[Extracted records]
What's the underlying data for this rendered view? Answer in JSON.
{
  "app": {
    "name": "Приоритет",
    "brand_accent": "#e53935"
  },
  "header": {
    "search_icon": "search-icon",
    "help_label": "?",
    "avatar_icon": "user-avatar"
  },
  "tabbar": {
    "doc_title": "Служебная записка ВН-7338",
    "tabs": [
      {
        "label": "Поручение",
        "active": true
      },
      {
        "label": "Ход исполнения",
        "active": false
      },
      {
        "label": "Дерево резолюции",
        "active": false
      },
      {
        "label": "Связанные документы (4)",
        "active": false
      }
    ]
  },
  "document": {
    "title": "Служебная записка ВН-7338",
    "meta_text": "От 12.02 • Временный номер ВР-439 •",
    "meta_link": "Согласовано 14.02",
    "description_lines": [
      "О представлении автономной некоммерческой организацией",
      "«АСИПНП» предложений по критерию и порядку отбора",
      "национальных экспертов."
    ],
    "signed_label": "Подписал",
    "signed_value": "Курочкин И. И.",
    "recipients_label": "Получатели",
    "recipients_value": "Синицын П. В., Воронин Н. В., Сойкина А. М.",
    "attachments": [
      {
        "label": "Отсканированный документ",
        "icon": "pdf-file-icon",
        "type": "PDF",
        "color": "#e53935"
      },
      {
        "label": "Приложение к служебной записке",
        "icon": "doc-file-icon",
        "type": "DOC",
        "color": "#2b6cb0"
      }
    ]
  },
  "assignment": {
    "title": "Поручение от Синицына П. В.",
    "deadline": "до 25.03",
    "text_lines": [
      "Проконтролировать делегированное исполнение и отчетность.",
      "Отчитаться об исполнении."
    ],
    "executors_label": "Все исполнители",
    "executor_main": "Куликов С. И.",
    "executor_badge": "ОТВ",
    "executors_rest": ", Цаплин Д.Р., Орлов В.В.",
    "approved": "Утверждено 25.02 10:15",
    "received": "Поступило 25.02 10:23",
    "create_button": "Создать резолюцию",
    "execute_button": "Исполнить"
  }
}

[Exercise directions]: Write out all the records above again, exactly as they stand.

[Task answer]:
What's the underlying data for this rendered view? Answer in JSON.
{
  "app": {
    "name": "Приоритет",
    "brand_accent": "#e53935"
  },
  "header": {
    "search_icon": "search-icon",
    "help_label": "?",
    "avatar_icon": "user-avatar"
  },
  "tabbar": {
    "doc_title": "Служебная записка ВН-7338",
    "tabs": [
      {
        "label": "Поручение",
        "active": true
      },
      {
        "label": "Ход исполнения",
        "active": false
      },
      {
        "label": "Дерево резолюции",
        "active": false
      },
      {
        "label": "Связанные документы (4)",
        "active": false
      }
    ]
  },
  "document": {
    "title": "Служебная записка ВН-7338",
    "meta_text": "От 12.02 • Временный номер ВР-439 •",
    "meta_link": "Согласовано 14.02",
    "description_lines": [
      "О представлении автономной некоммерческой организацией",
      "«АСИПНП» предложений по критерию и порядку отбора",
      "национальных экспертов."
    ],
    "signed_label": "Подписал",
    "signed_value": "Курочкин И. И.",
    "recipients_label": "Получатели",
    "recipients_value": "Синицын П. В., Воронин Н. В., Сойкина А. М.",
    "attachments": [
      {
        "label": "Отсканированный документ",
        "icon": "pdf-file-icon",
        "type": "PDF",
        "color": "#e53935"
      },
      {
        "label": "Приложение к служебной записке",
        "icon": "doc-file-icon",
        "type": "DOC",
        "color": "#2b6cb0"
      }
    ]
  },
  "assignment": {
    "title": "Поручение от Синицына П. В.",
    "deadline": "до 25.03",
    "text_lines": [
      "Проконтролировать делегированное исполнение и отчетность.",
      "Отчитаться об исполнении."
    ],
    "executors_label": "Все исполнители",
    "executor_main": "Куликов С. И.",
    "executor_badge": "ОТВ",
    "executors_rest": ", Цаплин Д.Р., Орлов В.В.",
    "approved": "Утверждено 25.02 10:15",
    "received": "Поступило 25.02 10:23",
    "create_button": "Создать резолюцию",
    "execute_button": "Исполнить"
  }
}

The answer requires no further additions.